-- Start The data --
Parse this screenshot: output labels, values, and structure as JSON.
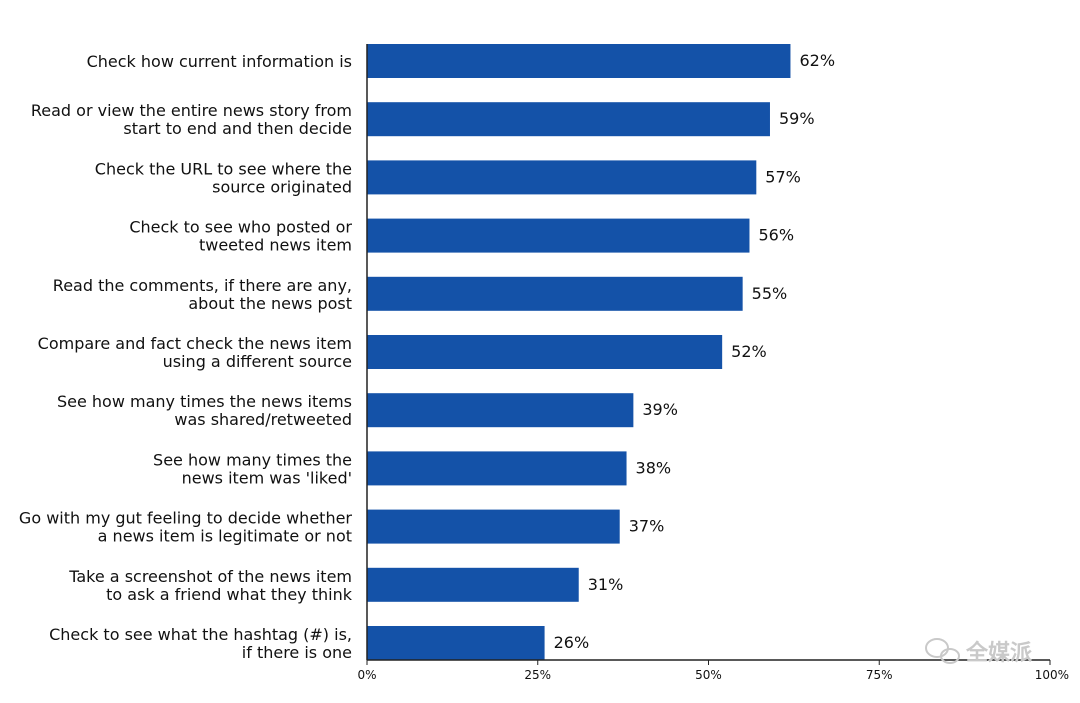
{
  "chart_data": {
    "type": "bar",
    "orientation": "horizontal",
    "categories": [
      [
        "Check how current information is"
      ],
      [
        "Read or view the entire news story from",
        "start to end and then decide"
      ],
      [
        "Check the URL to see where the",
        "source originated"
      ],
      [
        "Check to see who posted or",
        "tweeted news item"
      ],
      [
        "Read the comments, if there are any,",
        "about the news post"
      ],
      [
        "Compare and fact check the news item",
        "using a different source"
      ],
      [
        "See how many times the news items",
        "was shared/retweeted"
      ],
      [
        "See how many times the",
        "news item was 'liked'"
      ],
      [
        "Go with my gut feeling to decide whether",
        "a news item is legitimate or not"
      ],
      [
        "Take a screenshot of the news item",
        "to ask a friend what they think"
      ],
      [
        "Check to see what the hashtag (#) is,",
        "if there is one"
      ]
    ],
    "values": [
      62,
      59,
      57,
      56,
      55,
      52,
      39,
      38,
      37,
      31,
      26
    ],
    "value_labels": [
      "62%",
      "59%",
      "57%",
      "56%",
      "55%",
      "52%",
      "39%",
      "38%",
      "37%",
      "31%",
      "26%"
    ],
    "xlim": [
      0,
      100
    ],
    "x_ticks": [
      0,
      25,
      50,
      75,
      100
    ],
    "x_tick_labels": [
      "0%",
      "25%",
      "50%",
      "75%",
      "100%"
    ],
    "bar_color": "#1452a8",
    "grid": false,
    "title": "",
    "xlabel": "",
    "ylabel": ""
  },
  "watermark": {
    "text": "全媒派",
    "icon": "wechat-icon"
  }
}
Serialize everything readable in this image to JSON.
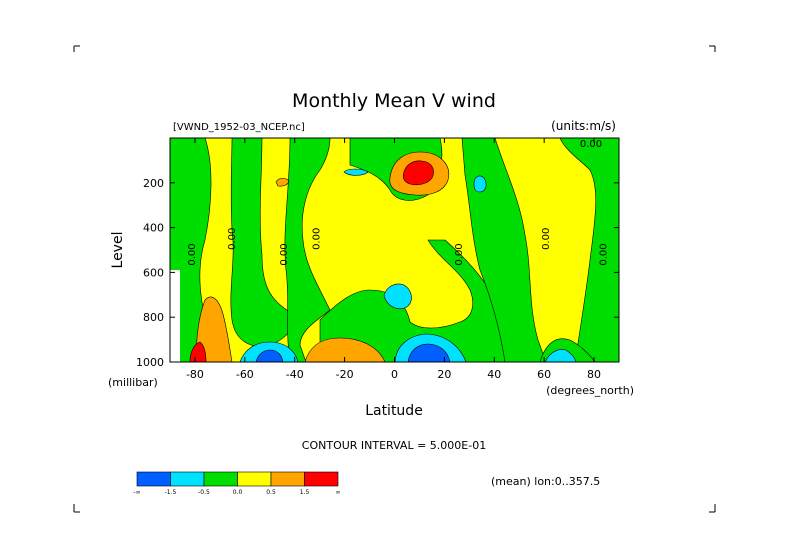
{
  "chart_data": {
    "type": "heatmap",
    "title": "Monthly Mean V wind",
    "dataset_label": "[VWND_1952-03_NCEP.nc]",
    "units_label": "(units:m/s)",
    "xlabel": "Latitude",
    "x_units": "(degrees_north)",
    "ylabel": "Level",
    "y_units": "(millibar)",
    "xlim": [
      -90,
      90
    ],
    "ylim": [
      1000,
      0
    ],
    "x_ticks": [
      "-80",
      "-60",
      "-40",
      "-20",
      "0",
      "20",
      "40",
      "60",
      "80"
    ],
    "x_tick_values": [
      -80,
      -60,
      -40,
      -20,
      0,
      20,
      40,
      60,
      80
    ],
    "y_ticks": [
      "200",
      "400",
      "600",
      "800",
      "1000"
    ],
    "y_tick_values": [
      200,
      400,
      600,
      800,
      1000
    ],
    "contour_interval_text": "CONTOUR INTERVAL = 5.000E-01",
    "mean_note": "(mean) lon:0..357.5",
    "zero_contour_label": "0.00",
    "zero_contour_latitudes": [
      -80,
      -64,
      -43,
      -30,
      27,
      62,
      85
    ],
    "colorbar": {
      "bins": [
        {
          "color": "#0060ff",
          "label": "-∞"
        },
        {
          "color": "#00e0ff",
          "label": "-1.5"
        },
        {
          "color": "#00dd00",
          "label": "-0.5"
        },
        {
          "color": "#ffff00",
          "label": "0.0"
        },
        {
          "color": "#ffa500",
          "label": "0.5"
        },
        {
          "color": "#ff0000",
          "label": "1.5"
        }
      ],
      "end_label": "∞"
    },
    "features": [
      {
        "sign": "positive",
        "lat": 10,
        "level": 160,
        "peak": 2.5
      },
      {
        "sign": "positive",
        "lat": -22,
        "level": 1000,
        "peak": 1.0
      },
      {
        "sign": "positive",
        "lat": -80,
        "level": 940,
        "peak": 2.0
      },
      {
        "sign": "negative",
        "lat": 12,
        "level": 970,
        "peak": -2.0
      },
      {
        "sign": "negative",
        "lat": -52,
        "level": 980,
        "peak": -1.0
      },
      {
        "sign": "negative",
        "lat": 2,
        "level": 730,
        "peak": -0.8
      },
      {
        "sign": "negative",
        "lat": 35,
        "level": 180,
        "peak": -0.7
      },
      {
        "sign": "negative",
        "lat": 65,
        "level": 990,
        "peak": -0.6
      }
    ]
  }
}
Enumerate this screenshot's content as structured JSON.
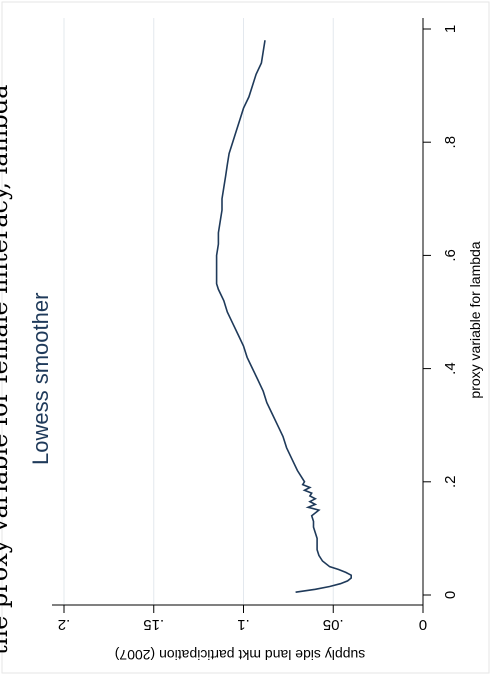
{
  "chart_data": {
    "type": "line",
    "title": "Lowess smoother",
    "partial_top_text": "the proxy variable for female illiteracy, lambda",
    "xlabel": "proxy variable for lambda",
    "ylabel": "supply side land mkt participation (2007)",
    "xlim": [
      0,
      1
    ],
    "ylim": [
      0,
      0.2
    ],
    "x_ticks": [
      0,
      0.2,
      0.4,
      0.6,
      0.8,
      1
    ],
    "x_tick_labels": [
      "0",
      ".2",
      ".4",
      ".6",
      ".8",
      "1"
    ],
    "y_ticks": [
      0,
      0.05,
      0.1,
      0.15,
      0.2
    ],
    "y_tick_labels": [
      "0",
      ".05",
      ".1",
      ".15",
      ".2"
    ],
    "grid": true,
    "line_color": "#1f3a5a",
    "series": [
      {
        "x": [
          0.005,
          0.01,
          0.015,
          0.02,
          0.025,
          0.03,
          0.035,
          0.04,
          0.045,
          0.05,
          0.06,
          0.07,
          0.08,
          0.09,
          0.1,
          0.11,
          0.12,
          0.13,
          0.14,
          0.15,
          0.155,
          0.16,
          0.165,
          0.17,
          0.175,
          0.18,
          0.185,
          0.19,
          0.195,
          0.2,
          0.21,
          0.22,
          0.24,
          0.26,
          0.28,
          0.3,
          0.32,
          0.34,
          0.36,
          0.38,
          0.4,
          0.42,
          0.44,
          0.46,
          0.48,
          0.5,
          0.52,
          0.54,
          0.55,
          0.56,
          0.58,
          0.6,
          0.62,
          0.64,
          0.66,
          0.68,
          0.7,
          0.72,
          0.74,
          0.76,
          0.78,
          0.8,
          0.82,
          0.84,
          0.86,
          0.88,
          0.9,
          0.92,
          0.94,
          0.96,
          0.98
        ],
        "y": [
          0.071,
          0.06,
          0.052,
          0.046,
          0.042,
          0.04,
          0.04,
          0.043,
          0.047,
          0.052,
          0.056,
          0.058,
          0.059,
          0.059,
          0.059,
          0.06,
          0.061,
          0.061,
          0.062,
          0.058,
          0.064,
          0.06,
          0.063,
          0.06,
          0.063,
          0.062,
          0.066,
          0.063,
          0.067,
          0.066,
          0.068,
          0.07,
          0.073,
          0.076,
          0.078,
          0.081,
          0.084,
          0.087,
          0.089,
          0.092,
          0.095,
          0.098,
          0.1,
          0.103,
          0.106,
          0.109,
          0.111,
          0.114,
          0.115,
          0.115,
          0.115,
          0.115,
          0.114,
          0.114,
          0.113,
          0.112,
          0.112,
          0.111,
          0.11,
          0.109,
          0.108,
          0.106,
          0.104,
          0.102,
          0.1,
          0.097,
          0.095,
          0.093,
          0.09,
          0.089,
          0.088
        ]
      }
    ]
  }
}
-- End The data --
*Requirements*.
Pictures stay out; reproduce every line of the records exactly.

*Full response*.
Parse this screenshot: output labels, values, and structure as JSON.
{
  "chart_data": {
    "type": "bar",
    "orientation": "horizontal",
    "categories": [
      [
        "Check how current information is"
      ],
      [
        "Read or view the entire news story from",
        "start to end and then decide"
      ],
      [
        "Check the URL to see where the",
        "source originated"
      ],
      [
        "Check to see who posted or",
        "tweeted news item"
      ],
      [
        "Read the comments, if there are any,",
        "about the news post"
      ],
      [
        "Compare and fact check the news item",
        "using a different source"
      ],
      [
        "See how many times the news items",
        "was shared/retweeted"
      ],
      [
        "See how many times the",
        "news item was 'liked'"
      ],
      [
        "Go with my gut feeling to decide whether",
        "a news item is legitimate or not"
      ],
      [
        "Take a screenshot of the news item",
        "to ask a friend what they think"
      ],
      [
        "Check to see what the hashtag (#) is,",
        "if there is one"
      ]
    ],
    "values": [
      62,
      59,
      57,
      56,
      55,
      52,
      39,
      38,
      37,
      31,
      26
    ],
    "value_labels": [
      "62%",
      "59%",
      "57%",
      "56%",
      "55%",
      "52%",
      "39%",
      "38%",
      "37%",
      "31%",
      "26%"
    ],
    "xlim": [
      0,
      100
    ],
    "x_ticks": [
      0,
      25,
      50,
      75,
      100
    ],
    "x_tick_labels": [
      "0%",
      "25%",
      "50%",
      "75%",
      "100%"
    ],
    "bar_color": "#1452a8",
    "grid": false,
    "title": "",
    "xlabel": "",
    "ylabel": ""
  },
  "watermark": {
    "text": "全媒派",
    "icon": "wechat-icon"
  }
}
Serialize everything readable in this image to JSON.
{
  "chart_data": {
    "type": "heatmap",
    "title": "Monthly Mean V wind",
    "dataset_label": "[VWND_1952-03_NCEP.nc]",
    "units_label": "(units:m/s)",
    "xlabel": "Latitude",
    "x_units": "(degrees_north)",
    "ylabel": "Level",
    "y_units": "(millibar)",
    "xlim": [
      -90,
      90
    ],
    "ylim": [
      1000,
      0
    ],
    "x_ticks": [
      "-80",
      "-60",
      "-40",
      "-20",
      "0",
      "20",
      "40",
      "60",
      "80"
    ],
    "x_tick_values": [
      -80,
      -60,
      -40,
      -20,
      0,
      20,
      40,
      60,
      80
    ],
    "y_ticks": [
      "200",
      "400",
      "600",
      "800",
      "1000"
    ],
    "y_tick_values": [
      200,
      400,
      600,
      800,
      1000
    ],
    "contour_interval_text": "CONTOUR INTERVAL = 5.000E-01",
    "mean_note": "(mean) lon:0..357.5",
    "zero_contour_label": "0.00",
    "zero_contour_latitudes": [
      -80,
      -64,
      -43,
      -30,
      27,
      62,
      85
    ],
    "colorbar": {
      "bins": [
        {
          "color": "#0060ff",
          "label": "-∞"
        },
        {
          "color": "#00e0ff",
          "label": "-1.5"
        },
        {
          "color": "#00dd00",
          "label": "-0.5"
        },
        {
          "color": "#ffff00",
          "label": "0.0"
        },
        {
          "color": "#ffa500",
          "label": "0.5"
        },
        {
          "color": "#ff0000",
          "label": "1.5"
        }
      ],
      "end_label": "∞"
    },
    "features": [
      {
        "sign": "positive",
        "lat": 10,
        "level": 160,
        "peak": 2.5
      },
      {
        "sign": "positive",
        "lat": -22,
        "level": 1000,
        "peak": 1.0
      },
      {
        "sign": "positive",
        "lat": -80,
        "level": 940,
        "peak": 2.0
      },
      {
        "sign": "negative",
        "lat": 12,
        "level": 970,
        "peak": -2.0
      },
      {
        "sign": "negative",
        "lat": -52,
        "level": 980,
        "peak": -1.0
      },
      {
        "sign": "negative",
        "lat": 2,
        "level": 730,
        "peak": -0.8
      },
      {
        "sign": "negative",
        "lat": 35,
        "level": 180,
        "peak": -0.7
      },
      {
        "sign": "negative",
        "lat": 65,
        "level": 990,
        "peak": -0.6
      }
    ]
  }
}
Enumerate this screenshot's content as structured JSON.
{
  "chart_data": {
    "type": "line",
    "title": "Lowess smoother",
    "partial_top_text": "the proxy variable for female illiteracy, lambda",
    "xlabel": "proxy variable for lambda",
    "ylabel": "supply side land mkt participation (2007)",
    "xlim": [
      0,
      1
    ],
    "ylim": [
      0,
      0.2
    ],
    "x_ticks": [
      0,
      0.2,
      0.4,
      0.6,
      0.8,
      1
    ],
    "x_tick_labels": [
      "0",
      ".2",
      ".4",
      ".6",
      ".8",
      "1"
    ],
    "y_ticks": [
      0,
      0.05,
      0.1,
      0.15,
      0.2
    ],
    "y_tick_labels": [
      "0",
      ".05",
      ".1",
      ".15",
      ".2"
    ],
    "grid": true,
    "line_color": "#1f3a5a",
    "series": [
      {
        "x": [
          0.005,
          0.01,
          0.015,
          0.02,
          0.025,
          0.03,
          0.035,
          0.04,
          0.045,
          0.05,
          0.06,
          0.07,
          0.08,
          0.09,
          0.1,
          0.11,
          0.12,
          0.13,
          0.14,
          0.15,
          0.155,
          0.16,
          0.165,
          0.17,
          0.175,
          0.18,
          0.185,
          0.19,
          0.195,
          0.2,
          0.21,
          0.22,
          0.24,
          0.26,
          0.28,
          0.3,
          0.32,
          0.34,
          0.36,
          0.38,
          0.4,
          0.42,
          0.44,
          0.46,
          0.48,
          0.5,
          0.52,
          0.54,
          0.55,
          0.56,
          0.58,
          0.6,
          0.62,
          0.64,
          0.66,
          0.68,
          0.7,
          0.72,
          0.74,
          0.76,
          0.78,
          0.8,
          0.82,
          0.84,
          0.86,
          0.88,
          0.9,
          0.92,
          0.94,
          0.96,
          0.98
        ],
        "y": [
          0.071,
          0.06,
          0.052,
          0.046,
          0.042,
          0.04,
          0.04,
          0.043,
          0.047,
          0.052,
          0.056,
          0.058,
          0.059,
          0.059,
          0.059,
          0.06,
          0.061,
          0.061,
          0.062,
          0.058,
          0.064,
          0.06,
          0.063,
          0.06,
          0.063,
          0.062,
          0.066,
          0.063,
          0.067,
          0.066,
          0.068,
          0.07,
          0.073,
          0.076,
          0.078,
          0.081,
          0.084,
          0.087,
          0.089,
          0.092,
          0.095,
          0.098,
          0.1,
          0.103,
          0.106,
          0.109,
          0.111,
          0.114,
          0.115,
          0.115,
          0.115,
          0.115,
          0.114,
          0.114,
          0.113,
          0.112,
          0.112,
          0.111,
          0.11,
          0.109,
          0.108,
          0.106,
          0.104,
          0.102,
          0.1,
          0.097,
          0.095,
          0.093,
          0.09,
          0.089,
          0.088
        ]
      }
    ]
  }
}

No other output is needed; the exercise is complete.